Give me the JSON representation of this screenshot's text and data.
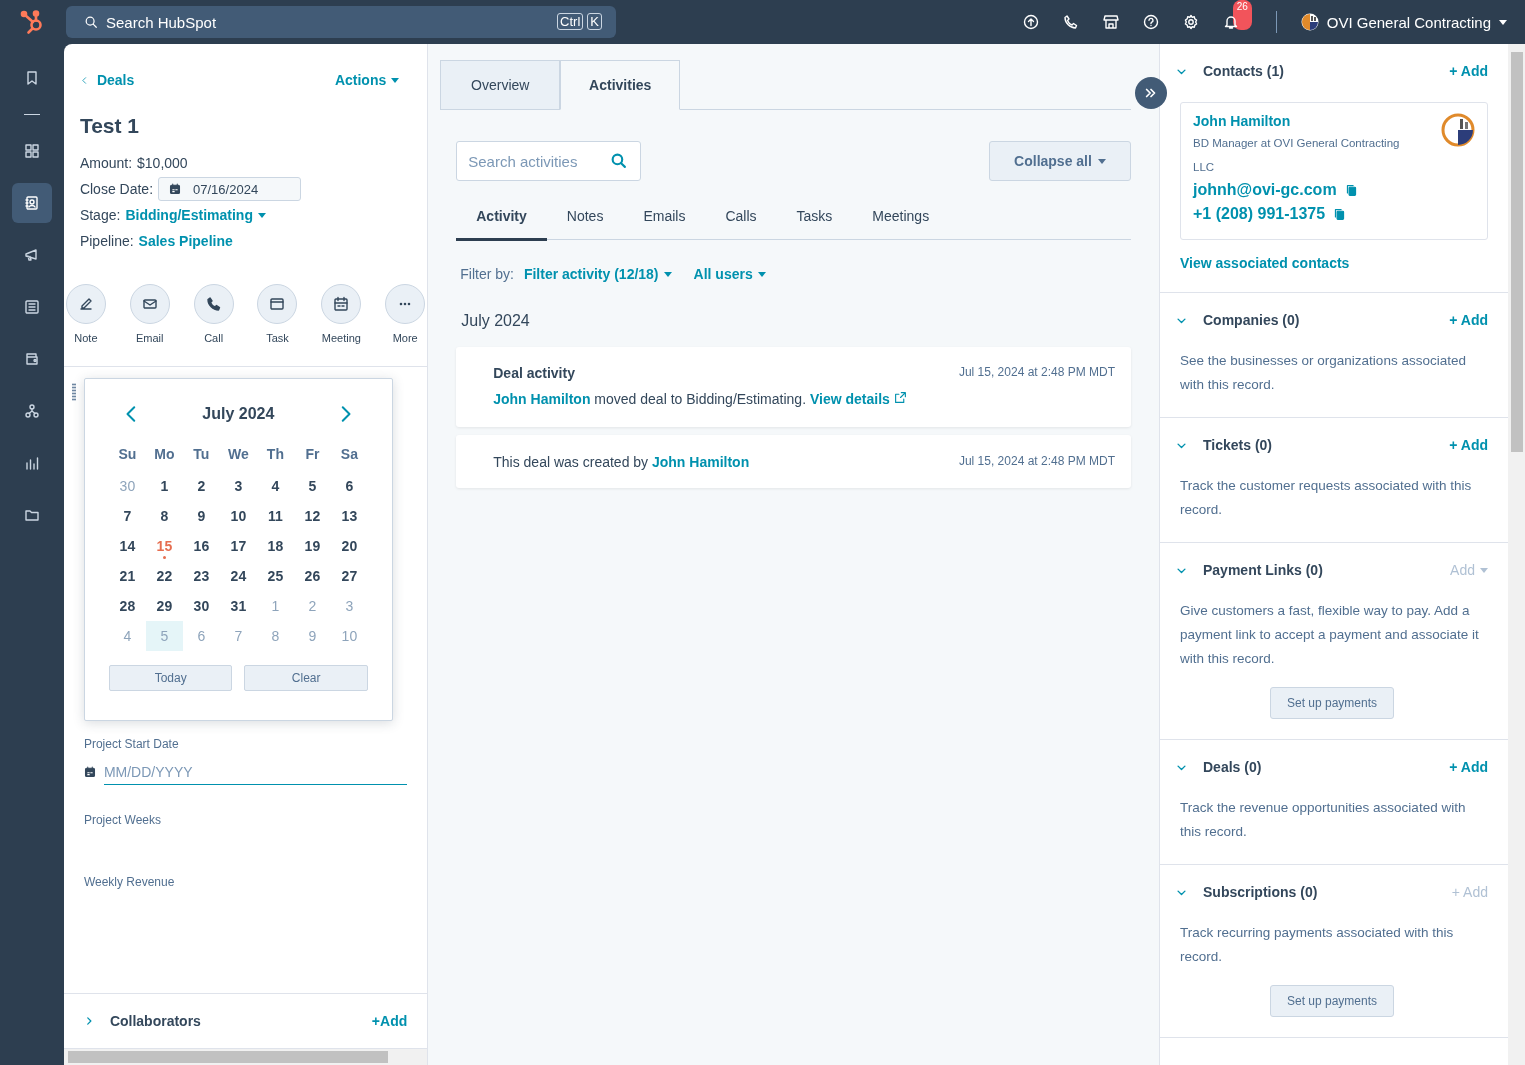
{
  "top_bar": {
    "search_placeholder": "Search HubSpot",
    "shortcut_keys": [
      "Ctrl",
      "K"
    ],
    "notification_count": "26",
    "account_name": "OVI General Contracting"
  },
  "rail": [
    {
      "selected": false
    },
    {
      "selected": false
    },
    {
      "selected": true
    },
    {
      "selected": false
    },
    {
      "selected": false
    },
    {
      "selected": false
    },
    {
      "selected": false
    },
    {
      "selected": false
    },
    {
      "selected": false
    }
  ],
  "record": {
    "back_label": "Deals",
    "actions_label": "Actions",
    "title": "Test 1",
    "properties": [
      {
        "label": "Amount:",
        "value": "$10,000",
        "kind": "text"
      },
      {
        "label": "Close Date:",
        "value": "07/16/2024",
        "kind": "date"
      },
      {
        "label": "Stage:",
        "value": "Bidding/Estimating",
        "kind": "dropdown"
      },
      {
        "label": "Pipeline:",
        "value": "Sales Pipeline",
        "kind": "link"
      }
    ],
    "quick_actions": [
      {
        "label": "Note"
      },
      {
        "label": "Email"
      },
      {
        "label": "Call"
      },
      {
        "label": "Task"
      },
      {
        "label": "Meeting"
      },
      {
        "label": "More"
      }
    ],
    "fields": [
      {
        "label": "Project Start Date",
        "placeholder": "MM/DD/YYYY",
        "kind": "date"
      },
      {
        "label": "Project Weeks",
        "kind": "empty"
      },
      {
        "label": "Weekly Revenue",
        "kind": "empty"
      }
    ],
    "collaborators": {
      "title": "Collaborators",
      "add_label": "+Add",
      "expanded": false
    }
  },
  "calendar": {
    "month": "July 2024",
    "weekdays": [
      "Su",
      "Mo",
      "Tu",
      "We",
      "Th",
      "Fr",
      "Sa"
    ],
    "weeks": [
      [
        {
          "d": "30",
          "kind": "outside",
          "selected": false
        },
        {
          "d": "1",
          "kind": "day",
          "selected": false
        },
        {
          "d": "2",
          "kind": "day",
          "selected": false
        },
        {
          "d": "3",
          "kind": "day",
          "selected": false
        },
        {
          "d": "4",
          "kind": "day",
          "selected": false
        },
        {
          "d": "5",
          "kind": "day",
          "selected": false
        },
        {
          "d": "6",
          "kind": "day",
          "selected": false
        }
      ],
      [
        {
          "d": "7",
          "kind": "day",
          "selected": false
        },
        {
          "d": "8",
          "kind": "day",
          "selected": false
        },
        {
          "d": "9",
          "kind": "day",
          "selected": false
        },
        {
          "d": "10",
          "kind": "day",
          "selected": false
        },
        {
          "d": "11",
          "kind": "day",
          "selected": false
        },
        {
          "d": "12",
          "kind": "day",
          "selected": false
        },
        {
          "d": "13",
          "kind": "day",
          "selected": false
        }
      ],
      [
        {
          "d": "14",
          "kind": "day",
          "selected": false
        },
        {
          "d": "15",
          "kind": "today",
          "selected": false
        },
        {
          "d": "16",
          "kind": "day",
          "selected": false
        },
        {
          "d": "17",
          "kind": "day",
          "selected": false
        },
        {
          "d": "18",
          "kind": "day",
          "selected": false
        },
        {
          "d": "19",
          "kind": "day",
          "selected": false
        },
        {
          "d": "20",
          "kind": "day",
          "selected": false
        }
      ],
      [
        {
          "d": "21",
          "kind": "day",
          "selected": false
        },
        {
          "d": "22",
          "kind": "day",
          "selected": false
        },
        {
          "d": "23",
          "kind": "day",
          "selected": false
        },
        {
          "d": "24",
          "kind": "day",
          "selected": false
        },
        {
          "d": "25",
          "kind": "day",
          "selected": false
        },
        {
          "d": "26",
          "kind": "day",
          "selected": false
        },
        {
          "d": "27",
          "kind": "day",
          "selected": false
        }
      ],
      [
        {
          "d": "28",
          "kind": "day",
          "selected": false
        },
        {
          "d": "29",
          "kind": "day",
          "selected": false
        },
        {
          "d": "30",
          "kind": "day",
          "selected": false
        },
        {
          "d": "31",
          "kind": "day",
          "selected": false
        },
        {
          "d": "1",
          "kind": "outside",
          "selected": false
        },
        {
          "d": "2",
          "kind": "outside",
          "selected": false
        },
        {
          "d": "3",
          "kind": "outside",
          "selected": false
        }
      ],
      [
        {
          "d": "4",
          "kind": "outside",
          "selected": false
        },
        {
          "d": "5",
          "kind": "outside",
          "selected": true
        },
        {
          "d": "6",
          "kind": "outside",
          "selected": false
        },
        {
          "d": "7",
          "kind": "outside",
          "selected": false
        },
        {
          "d": "8",
          "kind": "outside",
          "selected": false
        },
        {
          "d": "9",
          "kind": "outside",
          "selected": false
        },
        {
          "d": "10",
          "kind": "outside",
          "selected": false
        }
      ]
    ],
    "buttons": [
      "Today",
      "Clear"
    ]
  },
  "tabs": [
    {
      "label": "Overview",
      "selected": false
    },
    {
      "label": "Activities",
      "selected": true
    }
  ],
  "activities": {
    "search_placeholder": "Search activities",
    "collapse_label": "Collapse all",
    "subtabs": [
      {
        "label": "Activity",
        "selected": true
      },
      {
        "label": "Notes",
        "selected": false
      },
      {
        "label": "Emails",
        "selected": false
      },
      {
        "label": "Calls",
        "selected": false
      },
      {
        "label": "Tasks",
        "selected": false
      },
      {
        "label": "Meetings",
        "selected": false
      }
    ],
    "filter_label": "Filter by:",
    "filter_value": "Filter activity (12/18)",
    "users_value": "All users",
    "month": "July 2024",
    "items": [
      {
        "kind": "deal_activity",
        "title": "Deal activity",
        "time": "Jul 15, 2024 at 2:48 PM MDT",
        "actor": "John Hamilton",
        "text": "moved deal to Bidding/Estimating.",
        "link": "View details"
      },
      {
        "kind": "created",
        "time": "Jul 15, 2024 at 2:48 PM MDT",
        "text": "This deal was created by",
        "actor": "John Hamilton"
      }
    ]
  },
  "sidebar": {
    "contact": {
      "name": "John Hamilton",
      "job": "BD Manager at OVI General Contracting LLC",
      "email": "johnh@ovi-gc.com",
      "phone": "+1 (208) 991-1375"
    },
    "view_all": "View associated contacts",
    "sections": [
      {
        "title": "Contacts (1)",
        "add_label": "+ Add",
        "dropdown": false,
        "disabled": false,
        "expanded": true,
        "kind": "contacts"
      },
      {
        "title": "Companies (0)",
        "add_label": "+ Add",
        "dropdown": false,
        "disabled": false,
        "expanded": true,
        "kind": "text",
        "description": "See the businesses or organizations associated with this record."
      },
      {
        "title": "Tickets (0)",
        "add_label": "+ Add",
        "dropdown": false,
        "disabled": false,
        "expanded": true,
        "kind": "text",
        "description": "Track the customer requests associated with this record."
      },
      {
        "title": "Payment Links (0)",
        "add_label": "Add",
        "dropdown": true,
        "disabled": true,
        "expanded": true,
        "kind": "text",
        "description": "Give customers a fast, flexible way to pay. Add a payment link to accept a payment and associate it with this record.",
        "button": "Set up payments"
      },
      {
        "title": "Deals (0)",
        "add_label": "+ Add",
        "dropdown": false,
        "disabled": false,
        "expanded": true,
        "kind": "text",
        "description": "Track the revenue opportunities associated with this record."
      },
      {
        "title": "Subscriptions (0)",
        "add_label": "+ Add",
        "dropdown": false,
        "disabled": true,
        "expanded": true,
        "kind": "text",
        "description": "Track recurring payments associated with this record.",
        "button": "Set up payments"
      }
    ]
  }
}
****************
Write out each entry exactly as given, but skip the pictures.

Give me the JSON representation of this screenshot's text and data.
{
  "top_bar": {
    "search_placeholder": "Search HubSpot",
    "shortcut_keys": [
      "Ctrl",
      "K"
    ],
    "notification_count": "26",
    "account_name": "OVI General Contracting"
  },
  "rail": [
    {
      "selected": false
    },
    {
      "selected": false
    },
    {
      "selected": true
    },
    {
      "selected": false
    },
    {
      "selected": false
    },
    {
      "selected": false
    },
    {
      "selected": false
    },
    {
      "selected": false
    },
    {
      "selected": false
    }
  ],
  "record": {
    "back_label": "Deals",
    "actions_label": "Actions",
    "title": "Test 1",
    "properties": [
      {
        "label": "Amount:",
        "value": "$10,000",
        "kind": "text"
      },
      {
        "label": "Close Date:",
        "value": "07/16/2024",
        "kind": "date"
      },
      {
        "label": "Stage:",
        "value": "Bidding/Estimating",
        "kind": "dropdown"
      },
      {
        "label": "Pipeline:",
        "value": "Sales Pipeline",
        "kind": "link"
      }
    ],
    "quick_actions": [
      {
        "label": "Note"
      },
      {
        "label": "Email"
      },
      {
        "label": "Call"
      },
      {
        "label": "Task"
      },
      {
        "label": "Meeting"
      },
      {
        "label": "More"
      }
    ],
    "fields": [
      {
        "label": "Project Start Date",
        "placeholder": "MM/DD/YYYY",
        "kind": "date"
      },
      {
        "label": "Project Weeks",
        "kind": "empty"
      },
      {
        "label": "Weekly Revenue",
        "kind": "empty"
      }
    ],
    "collaborators": {
      "title": "Collaborators",
      "add_label": "+Add",
      "expanded": false
    }
  },
  "calendar": {
    "month": "July 2024",
    "weekdays": [
      "Su",
      "Mo",
      "Tu",
      "We",
      "Th",
      "Fr",
      "Sa"
    ],
    "weeks": [
      [
        {
          "d": "30",
          "kind": "outside",
          "selected": false
        },
        {
          "d": "1",
          "kind": "day",
          "selected": false
        },
        {
          "d": "2",
          "kind": "day",
          "selected": false
        },
        {
          "d": "3",
          "kind": "day",
          "selected": false
        },
        {
          "d": "4",
          "kind": "day",
          "selected": false
        },
        {
          "d": "5",
          "kind": "day",
          "selected": false
        },
        {
          "d": "6",
          "kind": "day",
          "selected": false
        }
      ],
      [
        {
          "d": "7",
          "kind": "day",
          "selected": false
        },
        {
          "d": "8",
          "kind": "day",
          "selected": false
        },
        {
          "d": "9",
          "kind": "day",
          "selected": false
        },
        {
          "d": "10",
          "kind": "day",
          "selected": false
        },
        {
          "d": "11",
          "kind": "day",
          "selected": false
        },
        {
          "d": "12",
          "kind": "day",
          "selected": false
        },
        {
          "d": "13",
          "kind": "day",
          "selected": false
        }
      ],
      [
        {
          "d": "14",
          "kind": "day",
          "selected": false
        },
        {
          "d": "15",
          "kind": "today",
          "selected": false
        },
        {
          "d": "16",
          "kind": "day",
          "selected": false
        },
        {
          "d": "17",
          "kind": "day",
          "selected": false
        },
        {
          "d": "18",
          "kind": "day",
          "selected": false
        },
        {
          "d": "19",
          "kind": "day",
          "selected": false
        },
        {
          "d": "20",
          "kind": "day",
          "selected": false
        }
      ],
      [
        {
          "d": "21",
          "kind": "day",
          "selected": false
        },
        {
          "d": "22",
          "kind": "day",
          "selected": false
        },
        {
          "d": "23",
          "kind": "day",
          "selected": false
        },
        {
          "d": "24",
          "kind": "day",
          "selected": false
        },
        {
          "d": "25",
          "kind": "day",
          "selected": false
        },
        {
          "d": "26",
          "kind": "day",
          "selected": false
        },
        {
          "d": "27",
          "kind": "day",
          "selected": false
        }
      ],
      [
        {
          "d": "28",
          "kind": "day",
          "selected": false
        },
        {
          "d": "29",
          "kind": "day",
          "selected": false
        },
        {
          "d": "30",
          "kind": "day",
          "selected": false
        },
        {
          "d": "31",
          "kind": "day",
          "selected": false
        },
        {
          "d": "1",
          "kind": "outside",
          "selected": false
        },
        {
          "d": "2",
          "kind": "outside",
          "selected": false
        },
        {
          "d": "3",
          "kind": "outside",
          "selected": false
        }
      ],
      [
        {
          "d": "4",
          "kind": "outside",
          "selected": false
        },
        {
          "d": "5",
          "kind": "outside",
          "selected": true
        },
        {
          "d": "6",
          "kind": "outside",
          "selected": false
        },
        {
          "d": "7",
          "kind": "outside",
          "selected": false
        },
        {
          "d": "8",
          "kind": "outside",
          "selected": false
        },
        {
          "d": "9",
          "kind": "outside",
          "selected": false
        },
        {
          "d": "10",
          "kind": "outside",
          "selected": false
        }
      ]
    ],
    "buttons": [
      "Today",
      "Clear"
    ]
  },
  "tabs": [
    {
      "label": "Overview",
      "selected": false
    },
    {
      "label": "Activities",
      "selected": true
    }
  ],
  "activities": {
    "search_placeholder": "Search activities",
    "collapse_label": "Collapse all",
    "subtabs": [
      {
        "label": "Activity",
        "selected": true
      },
      {
        "label": "Notes",
        "selected": false
      },
      {
        "label": "Emails",
        "selected": false
      },
      {
        "label": "Calls",
        "selected": false
      },
      {
        "label": "Tasks",
        "selected": false
      },
      {
        "label": "Meetings",
        "selected": false
      }
    ],
    "filter_label": "Filter by:",
    "filter_value": "Filter activity (12/18)",
    "users_value": "All users",
    "month": "July 2024",
    "items": [
      {
        "kind": "deal_activity",
        "title": "Deal activity",
        "time": "Jul 15, 2024 at 2:48 PM MDT",
        "actor": "John Hamilton",
        "text": "moved deal to Bidding/Estimating.",
        "link": "View details"
      },
      {
        "kind": "created",
        "time": "Jul 15, 2024 at 2:48 PM MDT",
        "text": "This deal was created by",
        "actor": "John Hamilton"
      }
    ]
  },
  "sidebar": {
    "contact": {
      "name": "John Hamilton",
      "job": "BD Manager at OVI General Contracting LLC",
      "email": "johnh@ovi-gc.com",
      "phone": "+1 (208) 991-1375"
    },
    "view_all": "View associated contacts",
    "sections": [
      {
        "title": "Contacts (1)",
        "add_label": "+ Add",
        "dropdown": false,
        "disabled": false,
        "expanded": true,
        "kind": "contacts"
      },
      {
        "title": "Companies (0)",
        "add_label": "+ Add",
        "dropdown": false,
        "disabled": false,
        "expanded": true,
        "kind": "text",
        "description": "See the businesses or organizations associated with this record."
      },
      {
        "title": "Tickets (0)",
        "add_label": "+ Add",
        "dropdown": false,
        "disabled": false,
        "expanded": true,
        "kind": "text",
        "description": "Track the customer requests associated with this record."
      },
      {
        "title": "Payment Links (0)",
        "add_label": "Add",
        "dropdown": true,
        "disabled": true,
        "expanded": true,
        "kind": "text",
        "description": "Give customers a fast, flexible way to pay. Add a payment link to accept a payment and associate it with this record.",
        "button": "Set up payments"
      },
      {
        "title": "Deals (0)",
        "add_label": "+ Add",
        "dropdown": false,
        "disabled": false,
        "expanded": true,
        "kind": "text",
        "description": "Track the revenue opportunities associated with this record."
      },
      {
        "title": "Subscriptions (0)",
        "add_label": "+ Add",
        "dropdown": false,
        "disabled": true,
        "expanded": true,
        "kind": "text",
        "description": "Track recurring payments associated with this record.",
        "button": "Set up payments"
      }
    ]
  }
}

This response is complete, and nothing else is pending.